═══ Raw records
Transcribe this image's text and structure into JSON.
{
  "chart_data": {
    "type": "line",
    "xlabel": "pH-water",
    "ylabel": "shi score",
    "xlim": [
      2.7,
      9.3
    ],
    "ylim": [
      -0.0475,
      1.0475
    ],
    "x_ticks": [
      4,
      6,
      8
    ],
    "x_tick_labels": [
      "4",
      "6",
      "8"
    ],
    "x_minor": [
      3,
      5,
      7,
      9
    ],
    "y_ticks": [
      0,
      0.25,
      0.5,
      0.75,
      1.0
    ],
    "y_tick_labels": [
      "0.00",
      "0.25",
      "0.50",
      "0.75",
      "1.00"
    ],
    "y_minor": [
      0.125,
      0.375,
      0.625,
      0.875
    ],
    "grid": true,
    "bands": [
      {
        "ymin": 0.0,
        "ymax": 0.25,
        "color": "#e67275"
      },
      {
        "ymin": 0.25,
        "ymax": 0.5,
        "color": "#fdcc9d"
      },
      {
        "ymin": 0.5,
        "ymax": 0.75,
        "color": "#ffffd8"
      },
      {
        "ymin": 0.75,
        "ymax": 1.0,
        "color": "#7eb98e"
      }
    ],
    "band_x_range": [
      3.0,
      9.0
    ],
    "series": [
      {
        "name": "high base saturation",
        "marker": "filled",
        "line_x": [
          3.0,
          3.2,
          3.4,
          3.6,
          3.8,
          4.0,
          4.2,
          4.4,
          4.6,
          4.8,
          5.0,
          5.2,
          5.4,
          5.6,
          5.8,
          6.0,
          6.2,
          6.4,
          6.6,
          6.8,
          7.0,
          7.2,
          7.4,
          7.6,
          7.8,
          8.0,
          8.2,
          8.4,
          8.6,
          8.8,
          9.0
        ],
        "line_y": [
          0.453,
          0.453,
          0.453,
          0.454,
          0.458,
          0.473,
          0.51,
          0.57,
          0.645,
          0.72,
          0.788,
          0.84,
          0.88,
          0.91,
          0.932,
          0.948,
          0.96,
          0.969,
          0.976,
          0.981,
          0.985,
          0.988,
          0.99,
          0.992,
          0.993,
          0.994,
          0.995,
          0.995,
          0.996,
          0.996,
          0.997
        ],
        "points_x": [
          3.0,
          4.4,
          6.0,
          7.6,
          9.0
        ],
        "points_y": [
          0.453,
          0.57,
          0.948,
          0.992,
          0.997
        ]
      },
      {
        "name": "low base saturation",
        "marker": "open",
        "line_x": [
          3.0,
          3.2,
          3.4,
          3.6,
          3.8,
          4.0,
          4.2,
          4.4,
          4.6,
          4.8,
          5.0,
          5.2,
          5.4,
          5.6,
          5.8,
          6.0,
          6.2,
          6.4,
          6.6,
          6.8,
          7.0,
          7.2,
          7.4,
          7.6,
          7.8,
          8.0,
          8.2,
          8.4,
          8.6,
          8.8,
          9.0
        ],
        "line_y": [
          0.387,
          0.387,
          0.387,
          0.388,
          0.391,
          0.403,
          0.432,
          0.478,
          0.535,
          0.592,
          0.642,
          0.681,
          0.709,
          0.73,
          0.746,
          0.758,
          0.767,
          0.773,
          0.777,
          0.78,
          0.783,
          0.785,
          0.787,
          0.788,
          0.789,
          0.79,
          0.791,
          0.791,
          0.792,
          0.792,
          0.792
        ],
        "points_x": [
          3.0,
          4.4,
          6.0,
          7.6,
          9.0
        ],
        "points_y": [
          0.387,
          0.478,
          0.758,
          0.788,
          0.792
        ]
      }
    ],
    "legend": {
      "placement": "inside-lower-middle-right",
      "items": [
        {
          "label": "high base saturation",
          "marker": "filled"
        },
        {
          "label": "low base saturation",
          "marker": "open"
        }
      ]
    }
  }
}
══════
Work to complete: Each record above should be repeated exactly as it appears.

Finished exercise:
Transcribe this image's text and structure into JSON.
{
  "chart_data": {
    "type": "line",
    "xlabel": "pH-water",
    "ylabel": "shi score",
    "xlim": [
      2.7,
      9.3
    ],
    "ylim": [
      -0.0475,
      1.0475
    ],
    "x_ticks": [
      4,
      6,
      8
    ],
    "x_tick_labels": [
      "4",
      "6",
      "8"
    ],
    "x_minor": [
      3,
      5,
      7,
      9
    ],
    "y_ticks": [
      0,
      0.25,
      0.5,
      0.75,
      1.0
    ],
    "y_tick_labels": [
      "0.00",
      "0.25",
      "0.50",
      "0.75",
      "1.00"
    ],
    "y_minor": [
      0.125,
      0.375,
      0.625,
      0.875
    ],
    "grid": true,
    "bands": [
      {
        "ymin": 0.0,
        "ymax": 0.25,
        "color": "#e67275"
      },
      {
        "ymin": 0.25,
        "ymax": 0.5,
        "color": "#fdcc9d"
      },
      {
        "ymin": 0.5,
        "ymax": 0.75,
        "color": "#ffffd8"
      },
      {
        "ymin": 0.75,
        "ymax": 1.0,
        "color": "#7eb98e"
      }
    ],
    "band_x_range": [
      3.0,
      9.0
    ],
    "series": [
      {
        "name": "high base saturation",
        "marker": "filled",
        "line_x": [
          3.0,
          3.2,
          3.4,
          3.6,
          3.8,
          4.0,
          4.2,
          4.4,
          4.6,
          4.8,
          5.0,
          5.2,
          5.4,
          5.6,
          5.8,
          6.0,
          6.2,
          6.4,
          6.6,
          6.8,
          7.0,
          7.2,
          7.4,
          7.6,
          7.8,
          8.0,
          8.2,
          8.4,
          8.6,
          8.8,
          9.0
        ],
        "line_y": [
          0.453,
          0.453,
          0.453,
          0.454,
          0.458,
          0.473,
          0.51,
          0.57,
          0.645,
          0.72,
          0.788,
          0.84,
          0.88,
          0.91,
          0.932,
          0.948,
          0.96,
          0.969,
          0.976,
          0.981,
          0.985,
          0.988,
          0.99,
          0.992,
          0.993,
          0.994,
          0.995,
          0.995,
          0.996,
          0.996,
          0.997
        ],
        "points_x": [
          3.0,
          4.4,
          6.0,
          7.6,
          9.0
        ],
        "points_y": [
          0.453,
          0.57,
          0.948,
          0.992,
          0.997
        ]
      },
      {
        "name": "low base saturation",
        "marker": "open",
        "line_x": [
          3.0,
          3.2,
          3.4,
          3.6,
          3.8,
          4.0,
          4.2,
          4.4,
          4.6,
          4.8,
          5.0,
          5.2,
          5.4,
          5.6,
          5.8,
          6.0,
          6.2,
          6.4,
          6.6,
          6.8,
          7.0,
          7.2,
          7.4,
          7.6,
          7.8,
          8.0,
          8.2,
          8.4,
          8.6,
          8.8,
          9.0
        ],
        "line_y": [
          0.387,
          0.387,
          0.387,
          0.388,
          0.391,
          0.403,
          0.432,
          0.478,
          0.535,
          0.592,
          0.642,
          0.681,
          0.709,
          0.73,
          0.746,
          0.758,
          0.767,
          0.773,
          0.777,
          0.78,
          0.783,
          0.785,
          0.787,
          0.788,
          0.789,
          0.79,
          0.791,
          0.791,
          0.792,
          0.792,
          0.792
        ],
        "points_x": [
          3.0,
          4.4,
          6.0,
          7.6,
          9.0
        ],
        "points_y": [
          0.387,
          0.478,
          0.758,
          0.788,
          0.792
        ]
      }
    ],
    "legend": {
      "placement": "inside-lower-middle-right",
      "items": [
        {
          "label": "high base saturation",
          "marker": "filled"
        },
        {
          "label": "low base saturation",
          "marker": "open"
        }
      ]
    }
  }
}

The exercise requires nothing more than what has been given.